Aim of the exercise — Quote the records below in full, exactly as given, with the images taken out.

Extracted material —
>> START

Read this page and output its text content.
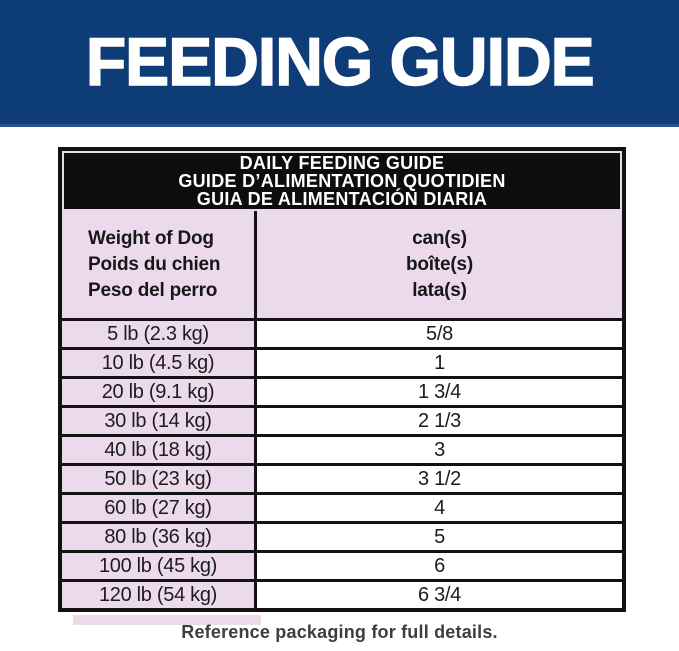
FEEDING GUIDE
DAILY FEEDING GUIDE
GUIDE D’ALIMENTATION QUOTIDIEN
GUIA DE ALIMENTACIÓN DIARIA
Weight of Dog
Poids du chien
Peso del perro
can(s)
boîte(s)
lata(s)
5 lb (2.3 kg)	5/8
10 lb (4.5 kg)	1
20 lb (9.1 kg)	1 3/4
30 lb (14 kg)	2 1/3
40 lb (18 kg)	3
50 lb (23 kg)	3 1/2
60 lb (27 kg)	4
80 lb (36 kg)	5
100 lb (45 kg)	6
120 lb (54 kg)	6 3/4
Reference packaging for full details.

>> END

Correct answer —
Read this page and output its text content.
FEEDING GUIDE
DAILY FEEDING GUIDE
GUIDE D’ALIMENTATION QUOTIDIEN
GUIA DE ALIMENTACIÓN DIARIA
Weight of Dog
Poids du chien
Peso del perro
can(s)
boîte(s)
lata(s)
5 lb (2.3 kg)	5/8
10 lb (4.5 kg)	1
20 lb (9.1 kg)	1 3/4
30 lb (14 kg)	2 1/3
40 lb (18 kg)	3
50 lb (23 kg)	3 1/2
60 lb (27 kg)	4
80 lb (36 kg)	5
100 lb (45 kg)	6
120 lb (54 kg)	6 3/4
Reference packaging for full details.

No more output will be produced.